__Exercise prompt__.
Output every record word for word.

__Dataset extract__.
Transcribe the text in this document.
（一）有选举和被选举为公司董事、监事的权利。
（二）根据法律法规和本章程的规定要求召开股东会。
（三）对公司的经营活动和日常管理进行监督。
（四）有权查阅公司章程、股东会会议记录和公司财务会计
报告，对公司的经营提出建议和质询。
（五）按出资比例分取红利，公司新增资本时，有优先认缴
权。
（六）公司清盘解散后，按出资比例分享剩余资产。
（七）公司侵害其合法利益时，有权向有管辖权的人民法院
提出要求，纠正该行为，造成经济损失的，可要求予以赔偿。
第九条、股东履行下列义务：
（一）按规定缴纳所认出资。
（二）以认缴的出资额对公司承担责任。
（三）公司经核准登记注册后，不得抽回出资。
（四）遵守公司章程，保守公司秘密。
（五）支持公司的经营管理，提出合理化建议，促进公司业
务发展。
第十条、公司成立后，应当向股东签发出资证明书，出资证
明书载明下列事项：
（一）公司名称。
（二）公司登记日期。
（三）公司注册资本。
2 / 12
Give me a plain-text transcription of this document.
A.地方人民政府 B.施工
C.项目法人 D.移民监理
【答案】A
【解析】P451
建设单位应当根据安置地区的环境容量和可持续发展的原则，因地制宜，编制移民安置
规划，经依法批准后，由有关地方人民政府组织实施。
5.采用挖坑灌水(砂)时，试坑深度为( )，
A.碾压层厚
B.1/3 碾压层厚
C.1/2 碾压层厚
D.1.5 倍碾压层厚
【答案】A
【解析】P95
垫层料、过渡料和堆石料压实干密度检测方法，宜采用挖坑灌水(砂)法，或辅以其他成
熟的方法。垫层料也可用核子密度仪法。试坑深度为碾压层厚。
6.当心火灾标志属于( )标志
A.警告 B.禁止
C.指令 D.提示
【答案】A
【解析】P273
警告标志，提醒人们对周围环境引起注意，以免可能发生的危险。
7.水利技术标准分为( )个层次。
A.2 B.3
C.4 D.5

__Correct output__.
Transcribe the text in this document.
（一）有选举和被选举为公司董事、监事的权利。
（二）根据法律法规和本章程的规定要求召开股东会。
（三）对公司的经营活动和日常管理进行监督。
（四）有权查阅公司章程、股东会会议记录和公司财务会计
报告，对公司的经营提出建议和质询。
（五）按出资比例分取红利，公司新增资本时，有优先认缴
权。
（六）公司清盘解散后，按出资比例分享剩余资产。
（七）公司侵害其合法利益时，有权向有管辖权的人民法院
提出要求，纠正该行为，造成经济损失的，可要求予以赔偿。
第九条、股东履行下列义务：
（一）按规定缴纳所认出资。
（二）以认缴的出资额对公司承担责任。
（三）公司经核准登记注册后，不得抽回出资。
（四）遵守公司章程，保守公司秘密。
（五）支持公司的经营管理，提出合理化建议，促进公司业
务发展。
第十条、公司成立后，应当向股东签发出资证明书，出资证
明书载明下列事项：
（一）公司名称。
（二）公司登记日期。
（三）公司注册资本。
2 / 12
Give me a plain-text transcription of this document.
A.地方人民政府 B.施工
C.项目法人 D.移民监理
【答案】A
【解析】P451
建设单位应当根据安置地区的环境容量和可持续发展的原则，因地制宜，编制移民安置
规划，经依法批准后，由有关地方人民政府组织实施。
5.采用挖坑灌水(砂)时，试坑深度为( )，
A.碾压层厚
B.1/3 碾压层厚
C.1/2 碾压层厚
D.1.5 倍碾压层厚
【答案】A
【解析】P95
垫层料、过渡料和堆石料压实干密度检测方法，宜采用挖坑灌水(砂)法，或辅以其他成
熟的方法。垫层料也可用核子密度仪法。试坑深度为碾压层厚。
6.当心火灾标志属于( )标志
A.警告 B.禁止
C.指令 D.提示
【答案】A
【解析】P273
警告标志，提醒人们对周围环境引起注意，以免可能发生的危险。
7.水利技术标准分为( )个层次。
A.2 B.3
C.4 D.5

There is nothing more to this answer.